(PROBLEM STATEMENT):
Return each line of the material verbatim.

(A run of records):
***

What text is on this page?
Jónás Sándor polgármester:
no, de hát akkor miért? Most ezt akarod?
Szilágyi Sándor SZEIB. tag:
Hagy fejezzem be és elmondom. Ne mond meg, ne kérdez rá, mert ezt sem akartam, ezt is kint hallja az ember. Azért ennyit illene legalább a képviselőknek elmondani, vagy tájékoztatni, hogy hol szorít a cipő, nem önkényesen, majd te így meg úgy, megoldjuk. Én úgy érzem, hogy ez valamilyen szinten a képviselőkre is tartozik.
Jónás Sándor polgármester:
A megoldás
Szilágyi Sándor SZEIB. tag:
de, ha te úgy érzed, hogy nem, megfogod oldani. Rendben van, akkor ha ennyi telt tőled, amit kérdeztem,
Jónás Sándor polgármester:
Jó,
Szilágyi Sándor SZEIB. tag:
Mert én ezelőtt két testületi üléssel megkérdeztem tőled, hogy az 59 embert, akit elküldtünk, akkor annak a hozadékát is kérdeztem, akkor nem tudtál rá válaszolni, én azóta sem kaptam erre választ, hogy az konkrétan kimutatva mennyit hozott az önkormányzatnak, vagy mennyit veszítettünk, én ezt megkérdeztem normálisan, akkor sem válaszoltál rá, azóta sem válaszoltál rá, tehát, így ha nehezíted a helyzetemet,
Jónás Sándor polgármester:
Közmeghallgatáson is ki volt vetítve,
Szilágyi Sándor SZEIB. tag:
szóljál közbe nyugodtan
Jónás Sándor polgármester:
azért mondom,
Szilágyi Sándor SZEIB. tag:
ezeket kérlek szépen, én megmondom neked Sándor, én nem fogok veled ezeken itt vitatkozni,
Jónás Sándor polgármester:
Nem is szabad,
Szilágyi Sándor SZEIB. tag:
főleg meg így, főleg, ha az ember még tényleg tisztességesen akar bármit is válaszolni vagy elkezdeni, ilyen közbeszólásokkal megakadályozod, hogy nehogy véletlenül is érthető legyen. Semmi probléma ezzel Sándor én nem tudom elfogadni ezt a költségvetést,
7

***

(EXERCISE RESPONSE):
What text is on this page?
Jónás Sándor polgármester:
no, de hát akkor miért? Most ezt akarod?
Szilágyi Sándor SZEIB. tag:
Hagy fejezzem be és elmondom. Ne mond meg, ne kérdez rá, mert ezt sem akartam, ezt is kint hallja az ember. Azért ennyit illene legalább a képviselőknek elmondani, vagy tájékoztatni, hogy hol szorít a cipő, nem önkényesen, majd te így meg úgy, megoldjuk. Én úgy érzem, hogy ez valamilyen szinten a képviselőkre is tartozik.
Jónás Sándor polgármester:
A megoldás
Szilágyi Sándor SZEIB. tag:
de, ha te úgy érzed, hogy nem, megfogod oldani. Rendben van, akkor ha ennyi telt tőled, amit kérdeztem,
Jónás Sándor polgármester:
Jó,
Szilágyi Sándor SZEIB. tag:
Mert én ezelőtt két testületi üléssel megkérdeztem tőled, hogy az 59 embert, akit elküldtünk, akkor annak a hozadékát is kérdeztem, akkor nem tudtál rá válaszolni, én azóta sem kaptam erre választ, hogy az konkrétan kimutatva mennyit hozott az önkormányzatnak, vagy mennyit veszítettünk, én ezt megkérdeztem normálisan, akkor sem válaszoltál rá, azóta sem válaszoltál rá, tehát, így ha nehezíted a helyzetemet,
Jónás Sándor polgármester:
Közmeghallgatáson is ki volt vetítve,
Szilágyi Sándor SZEIB. tag:
szóljál közbe nyugodtan
Jónás Sándor polgármester:
azért mondom,
Szilágyi Sándor SZEIB. tag:
ezeket kérlek szépen, én megmondom neked Sándor, én nem fogok veled ezeken itt vitatkozni,
Jónás Sándor polgármester:
Nem is szabad,
Szilágyi Sándor SZEIB. tag:
főleg meg így, főleg, ha az ember még tényleg tisztességesen akar bármit is válaszolni vagy elkezdeni, ilyen közbeszólásokkal megakadályozod, hogy nehogy véletlenül is érthető legyen. Semmi probléma ezzel Sándor én nem tudom elfogadni ezt a költségvetést,
7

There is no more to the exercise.